Your task =>
Answer with one number: how many lines have "hisoblang".

▼

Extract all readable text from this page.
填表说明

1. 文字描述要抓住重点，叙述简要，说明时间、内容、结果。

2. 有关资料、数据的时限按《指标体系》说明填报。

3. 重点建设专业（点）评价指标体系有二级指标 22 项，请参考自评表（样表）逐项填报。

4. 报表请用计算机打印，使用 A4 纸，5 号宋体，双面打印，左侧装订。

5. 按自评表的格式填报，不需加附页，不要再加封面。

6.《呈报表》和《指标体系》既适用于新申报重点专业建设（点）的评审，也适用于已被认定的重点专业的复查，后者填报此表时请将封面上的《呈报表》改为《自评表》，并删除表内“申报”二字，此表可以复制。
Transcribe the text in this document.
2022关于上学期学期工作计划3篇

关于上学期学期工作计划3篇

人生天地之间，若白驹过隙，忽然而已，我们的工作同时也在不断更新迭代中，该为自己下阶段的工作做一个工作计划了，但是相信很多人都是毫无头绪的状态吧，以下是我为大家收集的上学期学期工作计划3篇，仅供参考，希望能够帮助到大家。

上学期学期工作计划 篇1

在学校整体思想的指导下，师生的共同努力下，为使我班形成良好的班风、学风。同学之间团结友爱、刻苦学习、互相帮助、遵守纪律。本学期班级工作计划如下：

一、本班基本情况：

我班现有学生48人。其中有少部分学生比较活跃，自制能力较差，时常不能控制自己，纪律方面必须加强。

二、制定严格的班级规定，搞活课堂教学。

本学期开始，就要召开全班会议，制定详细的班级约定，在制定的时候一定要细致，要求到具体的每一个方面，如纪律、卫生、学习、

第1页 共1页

▲
▼

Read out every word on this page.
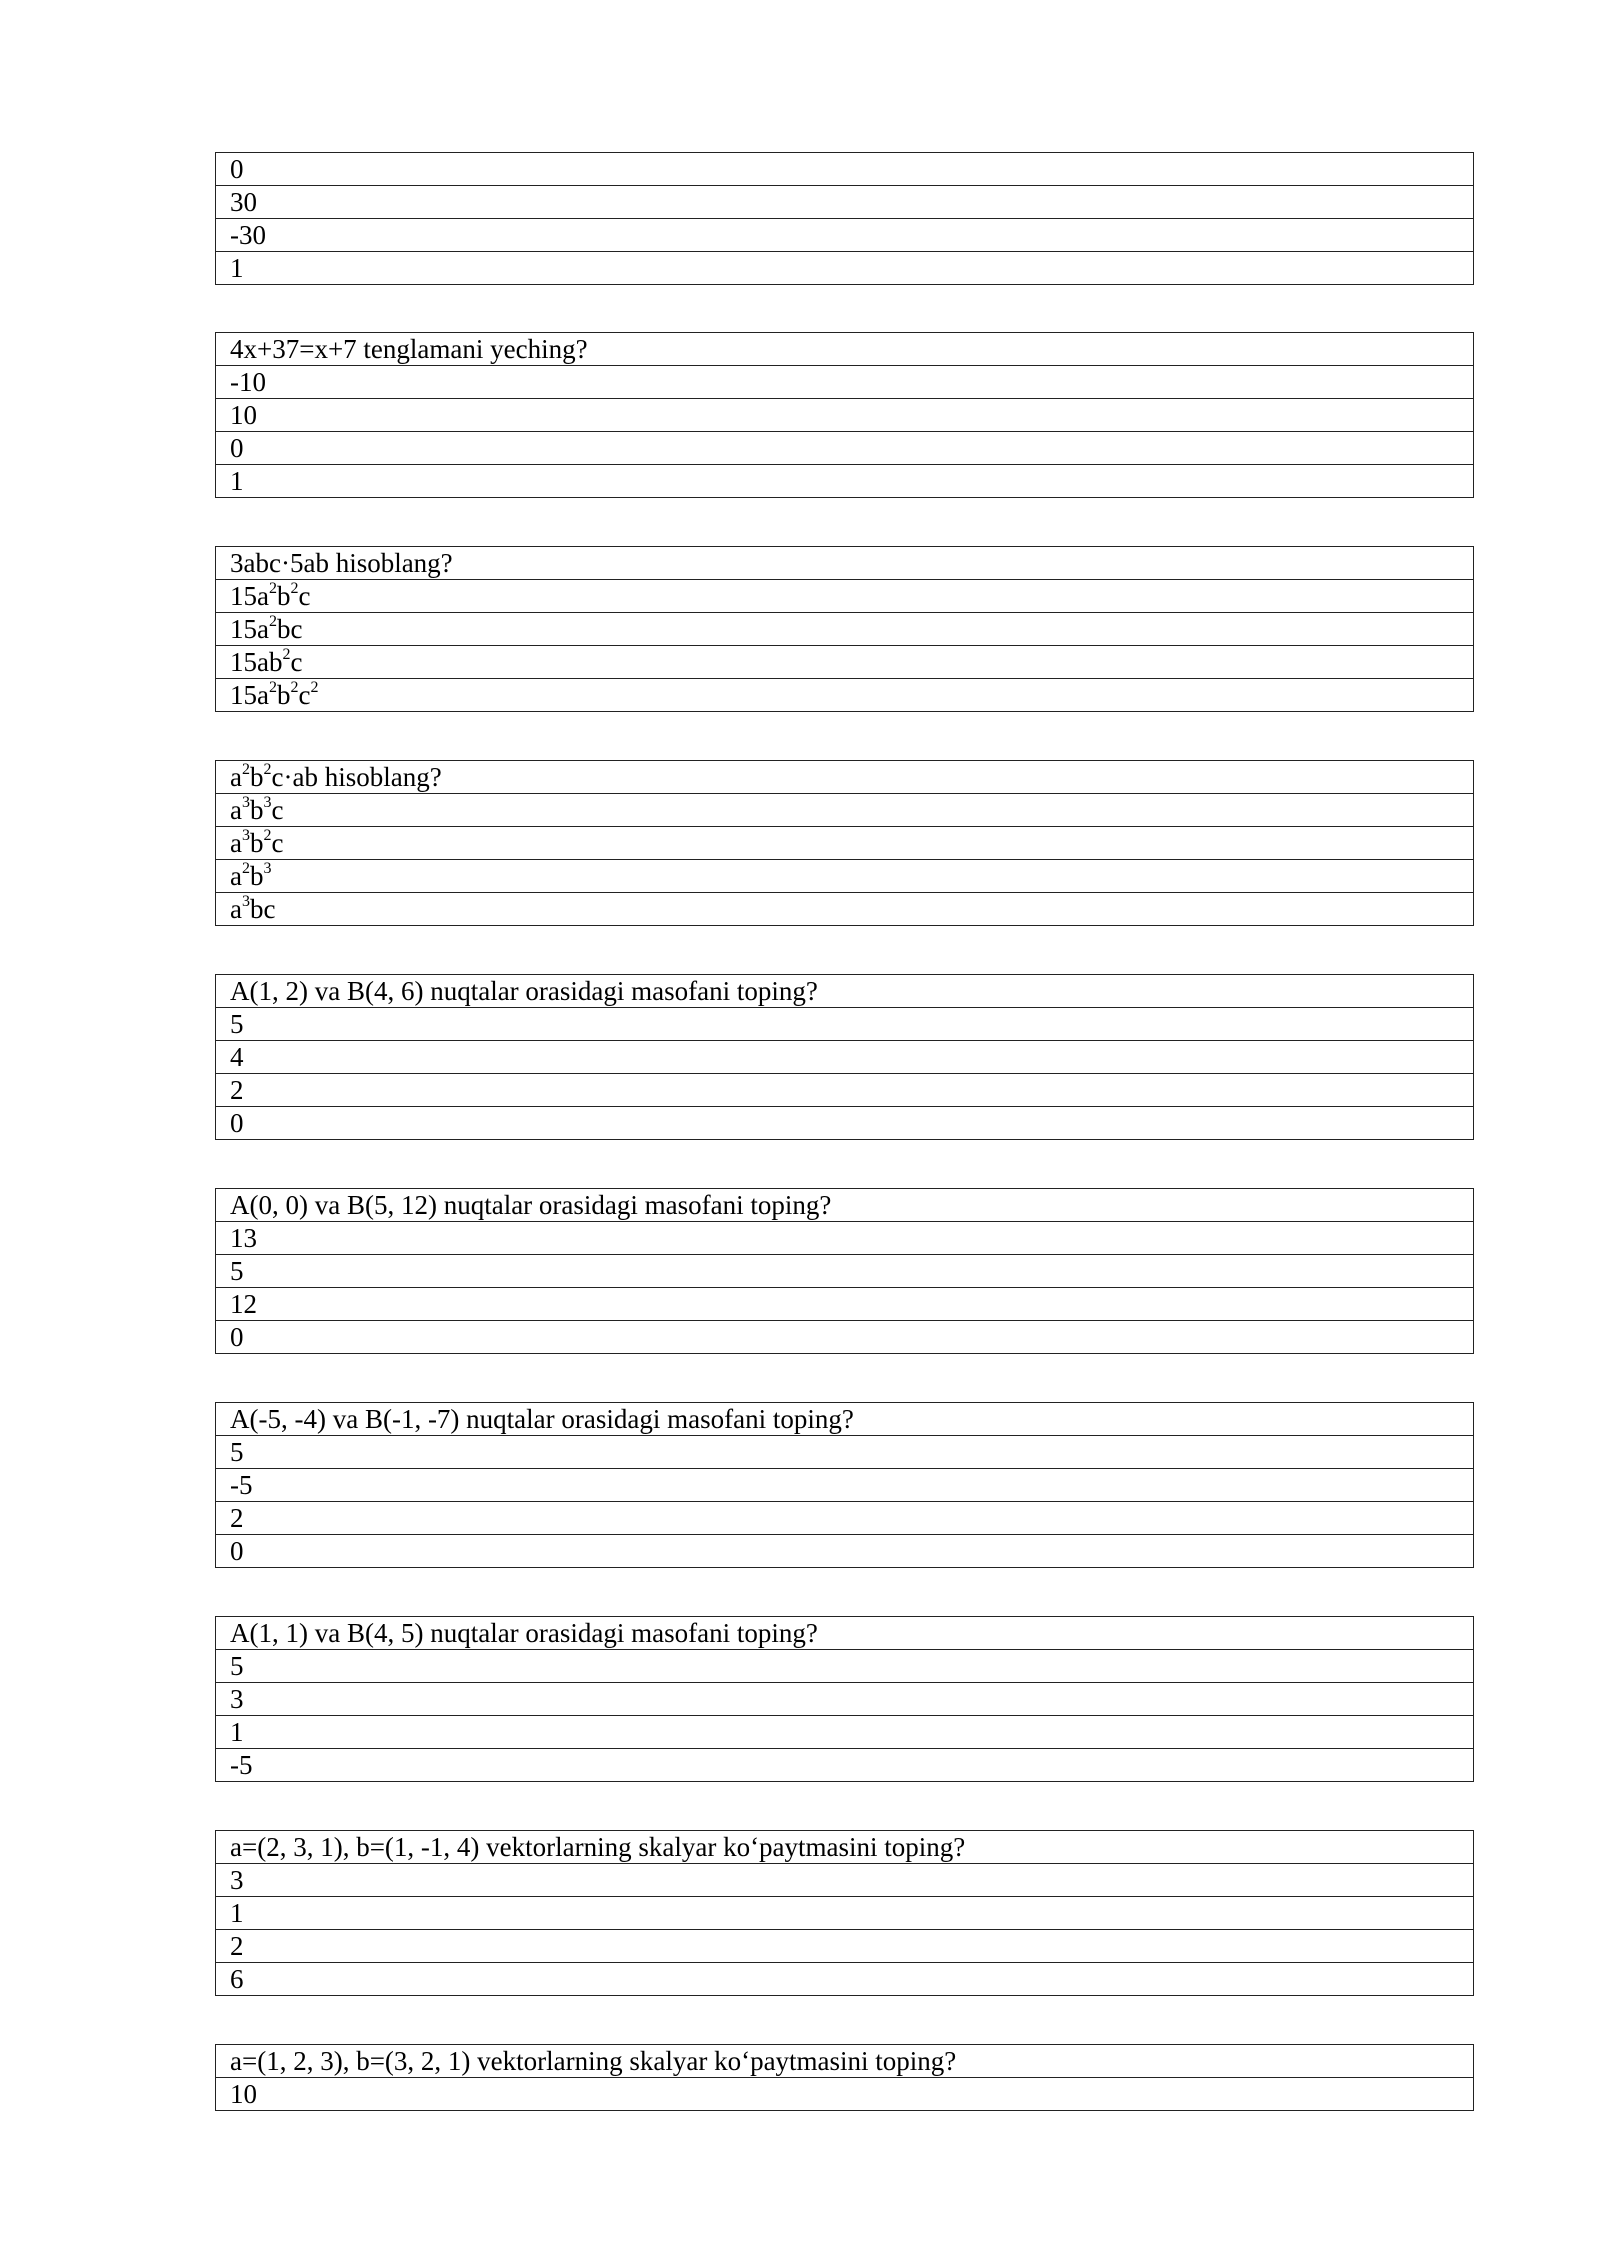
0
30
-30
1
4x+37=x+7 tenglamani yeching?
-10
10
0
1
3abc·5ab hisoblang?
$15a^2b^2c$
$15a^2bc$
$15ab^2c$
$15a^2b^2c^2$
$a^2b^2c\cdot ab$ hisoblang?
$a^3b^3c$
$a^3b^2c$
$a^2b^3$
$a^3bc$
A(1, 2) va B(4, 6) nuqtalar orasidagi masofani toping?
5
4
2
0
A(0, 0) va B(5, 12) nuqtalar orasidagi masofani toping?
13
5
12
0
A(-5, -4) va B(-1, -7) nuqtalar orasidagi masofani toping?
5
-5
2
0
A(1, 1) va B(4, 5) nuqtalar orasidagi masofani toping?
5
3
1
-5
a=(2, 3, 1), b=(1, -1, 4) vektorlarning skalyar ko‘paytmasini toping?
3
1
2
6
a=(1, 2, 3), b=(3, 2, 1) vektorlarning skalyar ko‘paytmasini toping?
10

▲
▼

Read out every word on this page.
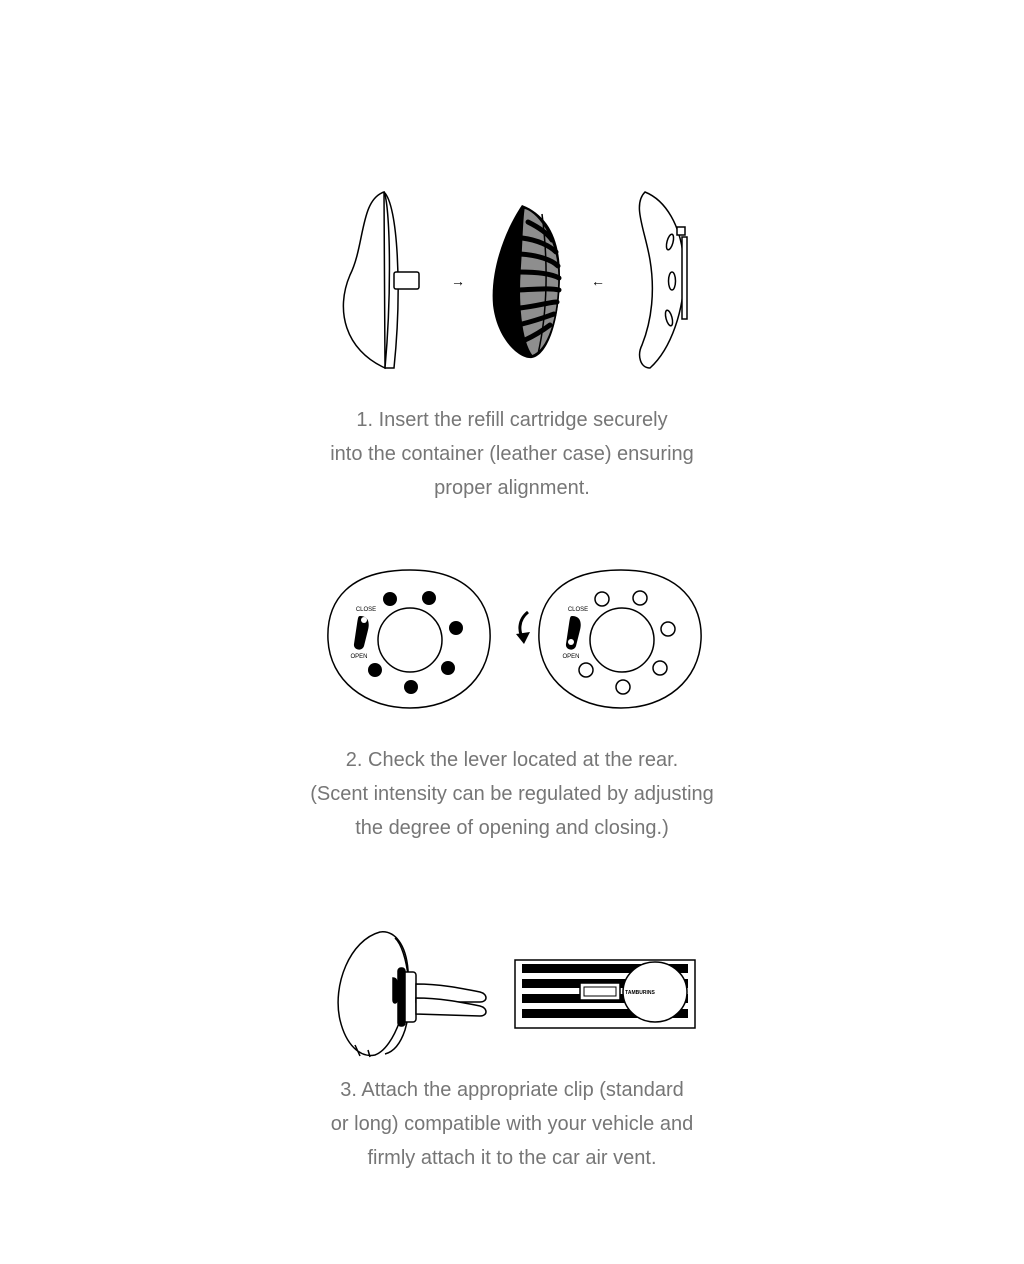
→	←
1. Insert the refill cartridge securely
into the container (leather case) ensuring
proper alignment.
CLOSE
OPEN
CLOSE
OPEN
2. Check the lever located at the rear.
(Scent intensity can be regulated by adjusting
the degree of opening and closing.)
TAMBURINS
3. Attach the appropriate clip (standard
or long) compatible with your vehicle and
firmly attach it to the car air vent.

▲

Expected answer =>
2